> **Challenges**
(A) By what combined score did the 1897 Cornell Big Red football team outscore its opponents, according to the article?
(B) From the article on the 1897 Cornell Big Red football team, set down the passage between "The 1897 Cornell" and "Tracy, Cornell (Camp-3).", inclusive.

> **Article**
— BEGIN —

- Conference: Independent
- Record: 5–3–1
- Head coach: Pop Warner (1st season);
- Captain: William McKeever
- Home stadium: Percy Field

= 1897 Cornell Big Red football team =

American college football season

The 1897 Cornell Big Red football team was an American football team that represented Cornell University during the 1897 college football season. In their first season under head coach Pop Warner, the Big Red compiled a 5–3–1 record and outscored all opponents by a combined total of 133 to 42. Three Cornell players received honors on the 1897 College Football All-America Team: quarterback George Young, Cornell (Walter Camp-2, Outing-1); end William McKeever (Camp-2); and end Lyndon S. Tracy, Cornell (Camp-3).

— END —

> **Record list**
— BEGIN —

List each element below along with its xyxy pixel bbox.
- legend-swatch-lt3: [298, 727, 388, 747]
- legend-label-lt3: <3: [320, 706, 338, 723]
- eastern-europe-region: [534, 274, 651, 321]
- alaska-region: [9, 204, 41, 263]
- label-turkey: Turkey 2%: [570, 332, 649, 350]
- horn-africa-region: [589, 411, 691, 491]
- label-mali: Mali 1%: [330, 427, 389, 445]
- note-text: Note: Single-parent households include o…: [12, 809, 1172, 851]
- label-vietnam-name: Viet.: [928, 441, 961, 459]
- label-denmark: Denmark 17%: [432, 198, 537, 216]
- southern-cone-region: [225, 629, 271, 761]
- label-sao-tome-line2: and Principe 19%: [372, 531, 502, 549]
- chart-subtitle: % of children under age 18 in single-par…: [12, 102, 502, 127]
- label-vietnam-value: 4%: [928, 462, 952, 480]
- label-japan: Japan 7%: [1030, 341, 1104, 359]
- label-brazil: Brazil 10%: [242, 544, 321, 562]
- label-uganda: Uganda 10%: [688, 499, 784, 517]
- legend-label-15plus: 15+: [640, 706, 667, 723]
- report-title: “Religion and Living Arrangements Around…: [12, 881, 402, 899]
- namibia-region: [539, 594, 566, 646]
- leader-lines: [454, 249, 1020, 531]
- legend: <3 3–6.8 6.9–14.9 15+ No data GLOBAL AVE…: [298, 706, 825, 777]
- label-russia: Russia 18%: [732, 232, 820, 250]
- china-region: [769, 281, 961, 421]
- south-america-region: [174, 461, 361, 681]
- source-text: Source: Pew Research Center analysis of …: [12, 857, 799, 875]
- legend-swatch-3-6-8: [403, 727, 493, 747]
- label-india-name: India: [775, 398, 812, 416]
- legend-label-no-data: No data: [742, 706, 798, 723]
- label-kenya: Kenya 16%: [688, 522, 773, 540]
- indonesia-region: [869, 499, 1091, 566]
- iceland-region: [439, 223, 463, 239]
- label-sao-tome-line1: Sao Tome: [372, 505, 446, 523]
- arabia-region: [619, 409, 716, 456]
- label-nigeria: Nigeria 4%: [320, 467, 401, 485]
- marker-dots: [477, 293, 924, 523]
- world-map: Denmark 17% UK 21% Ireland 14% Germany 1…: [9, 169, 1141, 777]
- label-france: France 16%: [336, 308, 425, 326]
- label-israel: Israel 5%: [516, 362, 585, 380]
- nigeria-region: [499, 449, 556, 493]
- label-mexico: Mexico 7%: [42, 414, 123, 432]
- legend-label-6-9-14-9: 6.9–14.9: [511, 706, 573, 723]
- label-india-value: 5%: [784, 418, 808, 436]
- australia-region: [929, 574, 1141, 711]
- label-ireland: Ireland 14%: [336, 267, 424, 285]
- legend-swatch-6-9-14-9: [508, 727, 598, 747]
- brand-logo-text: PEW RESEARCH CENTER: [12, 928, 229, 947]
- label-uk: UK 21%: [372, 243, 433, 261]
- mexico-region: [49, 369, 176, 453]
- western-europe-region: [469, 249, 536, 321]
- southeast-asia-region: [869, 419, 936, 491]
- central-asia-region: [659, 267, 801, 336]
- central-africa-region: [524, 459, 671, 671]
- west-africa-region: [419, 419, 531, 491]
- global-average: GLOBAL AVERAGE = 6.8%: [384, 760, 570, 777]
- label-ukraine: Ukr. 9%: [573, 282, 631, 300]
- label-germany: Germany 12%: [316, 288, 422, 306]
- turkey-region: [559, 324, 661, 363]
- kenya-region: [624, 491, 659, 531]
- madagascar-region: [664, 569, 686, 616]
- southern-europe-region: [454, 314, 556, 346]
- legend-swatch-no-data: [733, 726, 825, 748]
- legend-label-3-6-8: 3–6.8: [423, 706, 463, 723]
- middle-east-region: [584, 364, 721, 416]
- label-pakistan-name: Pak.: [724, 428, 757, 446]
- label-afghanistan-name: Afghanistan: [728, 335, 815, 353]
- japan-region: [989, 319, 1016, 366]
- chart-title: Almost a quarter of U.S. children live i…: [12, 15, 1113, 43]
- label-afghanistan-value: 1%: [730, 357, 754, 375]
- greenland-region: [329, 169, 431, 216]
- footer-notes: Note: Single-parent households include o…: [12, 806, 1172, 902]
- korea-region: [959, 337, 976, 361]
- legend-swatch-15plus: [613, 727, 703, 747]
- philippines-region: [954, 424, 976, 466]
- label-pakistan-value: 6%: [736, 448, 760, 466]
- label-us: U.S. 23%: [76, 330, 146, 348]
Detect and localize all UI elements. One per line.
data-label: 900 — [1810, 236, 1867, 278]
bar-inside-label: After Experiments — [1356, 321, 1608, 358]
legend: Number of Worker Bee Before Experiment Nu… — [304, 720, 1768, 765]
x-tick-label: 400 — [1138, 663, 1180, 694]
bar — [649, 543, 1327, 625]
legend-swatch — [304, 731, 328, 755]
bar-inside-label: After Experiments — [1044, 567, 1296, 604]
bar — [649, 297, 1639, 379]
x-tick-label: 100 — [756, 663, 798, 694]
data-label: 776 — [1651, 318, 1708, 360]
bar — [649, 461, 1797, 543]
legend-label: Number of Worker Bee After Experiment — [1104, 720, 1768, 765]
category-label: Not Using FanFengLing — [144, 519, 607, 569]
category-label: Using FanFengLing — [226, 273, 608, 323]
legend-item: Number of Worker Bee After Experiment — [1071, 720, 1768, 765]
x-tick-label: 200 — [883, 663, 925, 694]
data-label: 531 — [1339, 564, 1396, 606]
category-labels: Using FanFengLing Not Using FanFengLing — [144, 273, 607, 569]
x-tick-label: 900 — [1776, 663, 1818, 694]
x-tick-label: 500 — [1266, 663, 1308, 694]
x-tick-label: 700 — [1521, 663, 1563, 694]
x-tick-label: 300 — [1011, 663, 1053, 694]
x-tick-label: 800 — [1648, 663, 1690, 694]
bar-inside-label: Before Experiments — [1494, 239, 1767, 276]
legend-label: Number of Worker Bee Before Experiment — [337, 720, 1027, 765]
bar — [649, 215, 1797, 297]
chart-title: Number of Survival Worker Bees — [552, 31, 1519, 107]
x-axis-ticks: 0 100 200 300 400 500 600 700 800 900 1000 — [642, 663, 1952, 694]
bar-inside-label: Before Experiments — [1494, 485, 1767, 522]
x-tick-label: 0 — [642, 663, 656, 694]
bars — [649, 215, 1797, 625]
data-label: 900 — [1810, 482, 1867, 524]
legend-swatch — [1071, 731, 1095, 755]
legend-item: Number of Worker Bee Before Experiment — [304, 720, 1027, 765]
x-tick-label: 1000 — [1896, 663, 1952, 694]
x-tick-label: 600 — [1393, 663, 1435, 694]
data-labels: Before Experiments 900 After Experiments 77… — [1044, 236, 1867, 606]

— END —

> **In response**
(A) 133 to 42.

(B)
The 1897 Cornell Big Red football team was an American football team that represented Cornell University during the 1897 college football season. In their first season under head coach Pop Warner, the Big Red compiled a 5–3–1 record and outscored all opponents by a combined total of 133 to 42. Three Cornell players received honors on the 1897 College Football All-America Team: quarterback George Young, Cornell (Walter Camp-2, Outing-1); end William McKeever (Camp-2); and end Lyndon S. Tracy, Cornell (Camp-3).